In the records below, tally every line containing "North". Report only the total.

• [Dataset records]
::::

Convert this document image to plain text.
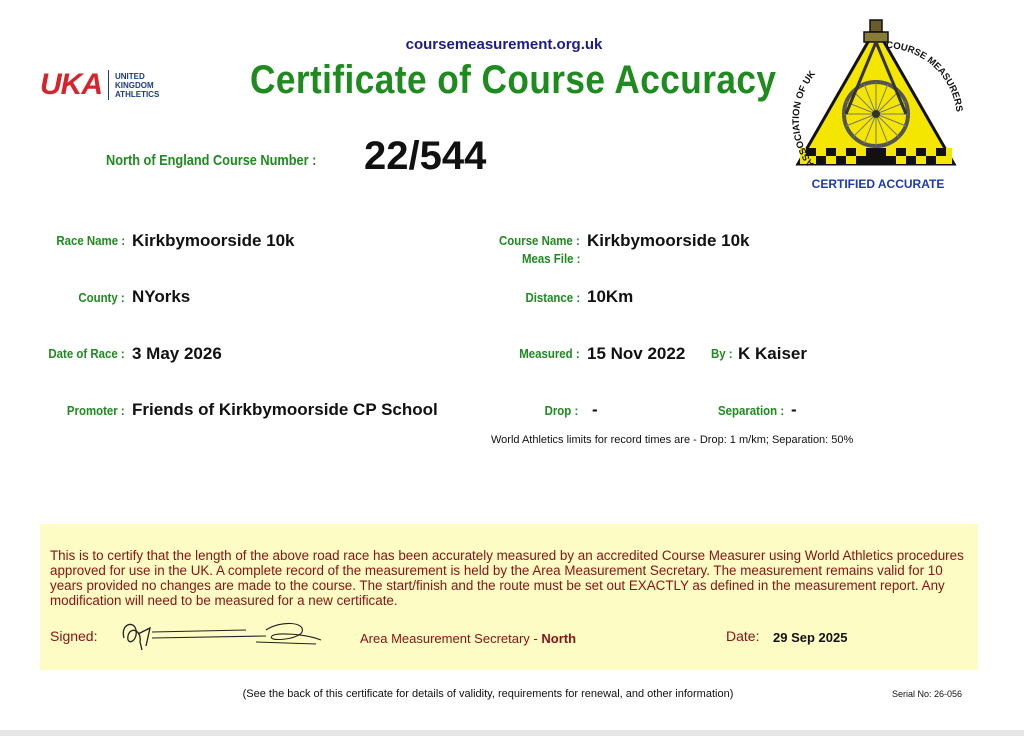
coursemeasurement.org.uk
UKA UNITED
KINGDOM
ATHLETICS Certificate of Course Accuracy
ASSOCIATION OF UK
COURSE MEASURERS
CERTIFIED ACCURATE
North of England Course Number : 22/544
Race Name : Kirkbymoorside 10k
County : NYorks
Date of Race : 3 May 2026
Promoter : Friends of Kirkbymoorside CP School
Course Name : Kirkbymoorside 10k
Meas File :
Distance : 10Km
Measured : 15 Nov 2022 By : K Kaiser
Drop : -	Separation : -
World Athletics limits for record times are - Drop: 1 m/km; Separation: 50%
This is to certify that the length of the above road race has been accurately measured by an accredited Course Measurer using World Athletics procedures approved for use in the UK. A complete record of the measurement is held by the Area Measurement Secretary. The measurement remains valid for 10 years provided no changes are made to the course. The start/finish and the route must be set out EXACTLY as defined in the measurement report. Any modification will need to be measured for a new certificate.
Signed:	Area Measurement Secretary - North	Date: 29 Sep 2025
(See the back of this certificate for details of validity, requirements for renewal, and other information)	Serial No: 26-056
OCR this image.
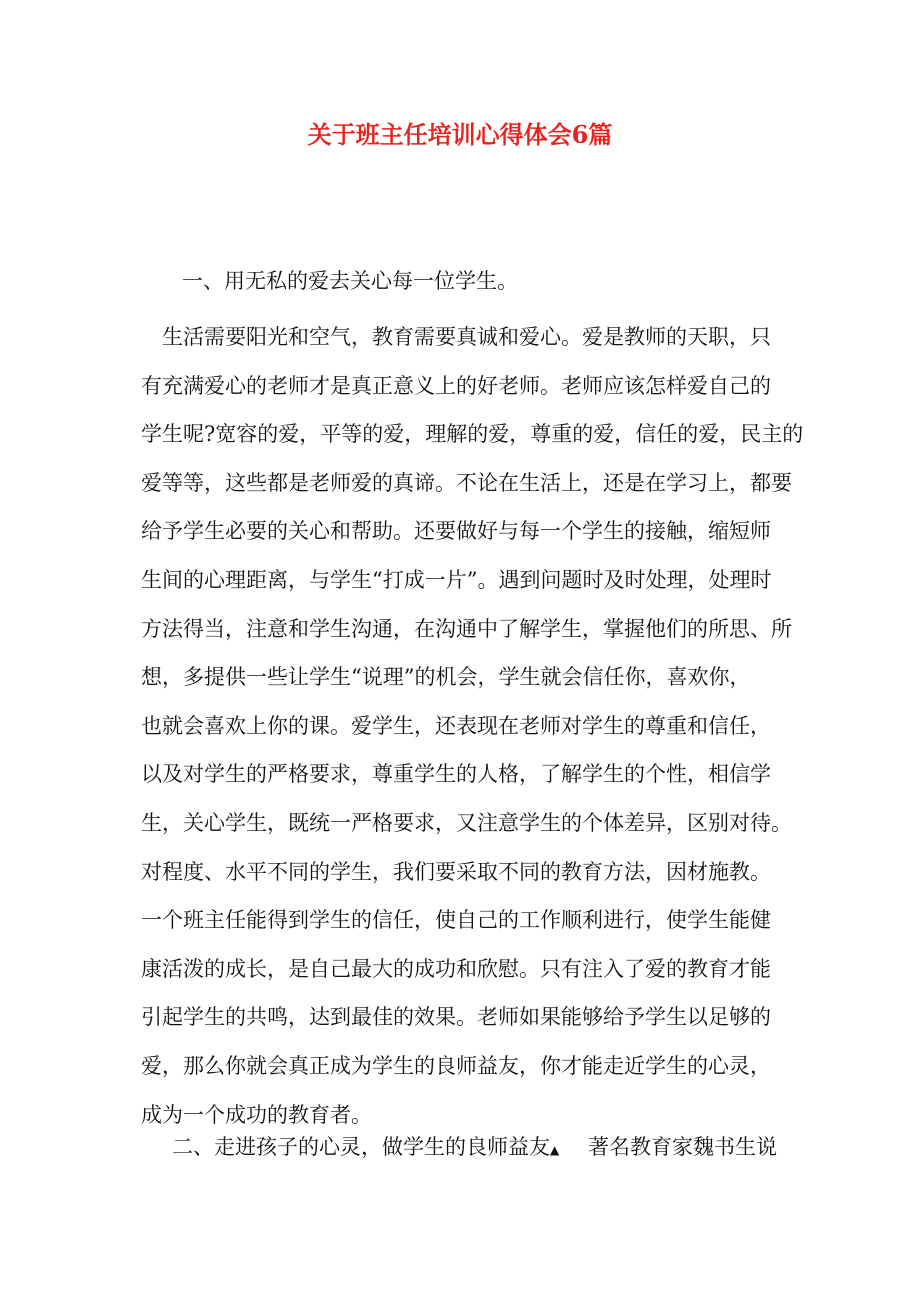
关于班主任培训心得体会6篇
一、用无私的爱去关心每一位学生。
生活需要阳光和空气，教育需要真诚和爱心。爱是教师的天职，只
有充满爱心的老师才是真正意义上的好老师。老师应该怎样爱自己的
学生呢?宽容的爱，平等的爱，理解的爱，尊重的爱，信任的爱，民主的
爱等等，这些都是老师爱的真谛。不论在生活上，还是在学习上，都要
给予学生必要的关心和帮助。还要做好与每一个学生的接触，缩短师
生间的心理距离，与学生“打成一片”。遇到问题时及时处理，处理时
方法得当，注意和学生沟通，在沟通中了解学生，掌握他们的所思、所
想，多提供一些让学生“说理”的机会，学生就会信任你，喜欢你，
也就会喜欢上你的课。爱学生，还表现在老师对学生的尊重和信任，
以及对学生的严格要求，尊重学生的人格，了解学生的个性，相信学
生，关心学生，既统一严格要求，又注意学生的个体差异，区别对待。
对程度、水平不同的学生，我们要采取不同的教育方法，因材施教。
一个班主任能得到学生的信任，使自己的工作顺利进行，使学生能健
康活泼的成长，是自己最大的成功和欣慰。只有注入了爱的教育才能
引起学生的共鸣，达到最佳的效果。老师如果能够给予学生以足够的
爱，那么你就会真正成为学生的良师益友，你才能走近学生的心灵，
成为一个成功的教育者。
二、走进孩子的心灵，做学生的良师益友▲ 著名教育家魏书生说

::::

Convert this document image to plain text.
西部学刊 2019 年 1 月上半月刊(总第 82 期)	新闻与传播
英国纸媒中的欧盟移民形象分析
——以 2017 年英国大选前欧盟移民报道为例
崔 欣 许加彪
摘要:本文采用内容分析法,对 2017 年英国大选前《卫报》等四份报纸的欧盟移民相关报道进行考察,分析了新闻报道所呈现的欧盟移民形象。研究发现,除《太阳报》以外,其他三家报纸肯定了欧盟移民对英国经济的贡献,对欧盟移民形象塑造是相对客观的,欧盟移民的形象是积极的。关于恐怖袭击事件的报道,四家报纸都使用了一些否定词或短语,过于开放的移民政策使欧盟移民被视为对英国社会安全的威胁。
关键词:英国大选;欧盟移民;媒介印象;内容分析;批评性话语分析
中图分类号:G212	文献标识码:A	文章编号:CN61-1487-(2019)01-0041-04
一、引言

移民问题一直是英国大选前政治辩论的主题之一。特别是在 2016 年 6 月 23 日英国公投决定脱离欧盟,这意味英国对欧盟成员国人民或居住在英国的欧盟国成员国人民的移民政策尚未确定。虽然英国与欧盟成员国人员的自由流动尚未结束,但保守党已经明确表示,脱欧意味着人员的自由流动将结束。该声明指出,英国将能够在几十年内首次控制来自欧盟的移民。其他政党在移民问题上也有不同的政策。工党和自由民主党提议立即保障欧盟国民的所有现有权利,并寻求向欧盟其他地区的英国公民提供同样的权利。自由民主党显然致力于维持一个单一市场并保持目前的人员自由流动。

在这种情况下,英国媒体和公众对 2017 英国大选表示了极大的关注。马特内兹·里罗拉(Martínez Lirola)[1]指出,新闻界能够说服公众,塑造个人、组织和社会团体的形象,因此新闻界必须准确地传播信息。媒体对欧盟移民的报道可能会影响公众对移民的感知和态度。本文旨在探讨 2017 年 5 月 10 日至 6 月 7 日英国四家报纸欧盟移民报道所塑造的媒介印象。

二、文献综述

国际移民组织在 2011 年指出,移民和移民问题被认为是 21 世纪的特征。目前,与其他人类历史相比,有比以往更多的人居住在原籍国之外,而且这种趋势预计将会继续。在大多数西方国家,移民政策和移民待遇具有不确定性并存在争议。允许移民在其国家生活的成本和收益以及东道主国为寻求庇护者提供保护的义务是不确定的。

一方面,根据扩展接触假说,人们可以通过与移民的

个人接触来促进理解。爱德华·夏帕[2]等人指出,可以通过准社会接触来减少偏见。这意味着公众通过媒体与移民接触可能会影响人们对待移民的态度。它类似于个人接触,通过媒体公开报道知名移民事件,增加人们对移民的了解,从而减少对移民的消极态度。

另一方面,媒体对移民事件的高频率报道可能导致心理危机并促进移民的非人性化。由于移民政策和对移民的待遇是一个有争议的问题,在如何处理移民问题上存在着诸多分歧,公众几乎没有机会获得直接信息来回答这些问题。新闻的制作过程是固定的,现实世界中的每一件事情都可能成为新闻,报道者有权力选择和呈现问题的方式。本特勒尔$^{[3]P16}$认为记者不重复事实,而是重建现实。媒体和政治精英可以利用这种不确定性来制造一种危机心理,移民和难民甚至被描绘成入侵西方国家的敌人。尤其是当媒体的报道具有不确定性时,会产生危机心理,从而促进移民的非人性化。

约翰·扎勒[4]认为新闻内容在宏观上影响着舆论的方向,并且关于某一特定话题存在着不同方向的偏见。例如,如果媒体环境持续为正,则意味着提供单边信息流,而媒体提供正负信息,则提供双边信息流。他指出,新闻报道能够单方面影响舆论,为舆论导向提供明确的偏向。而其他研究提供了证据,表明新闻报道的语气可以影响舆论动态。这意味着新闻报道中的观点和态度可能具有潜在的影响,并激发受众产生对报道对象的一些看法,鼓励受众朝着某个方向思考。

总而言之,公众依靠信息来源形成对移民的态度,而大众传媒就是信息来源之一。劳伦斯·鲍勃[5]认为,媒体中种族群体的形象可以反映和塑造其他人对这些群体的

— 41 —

::::

• [Answer to this task] 2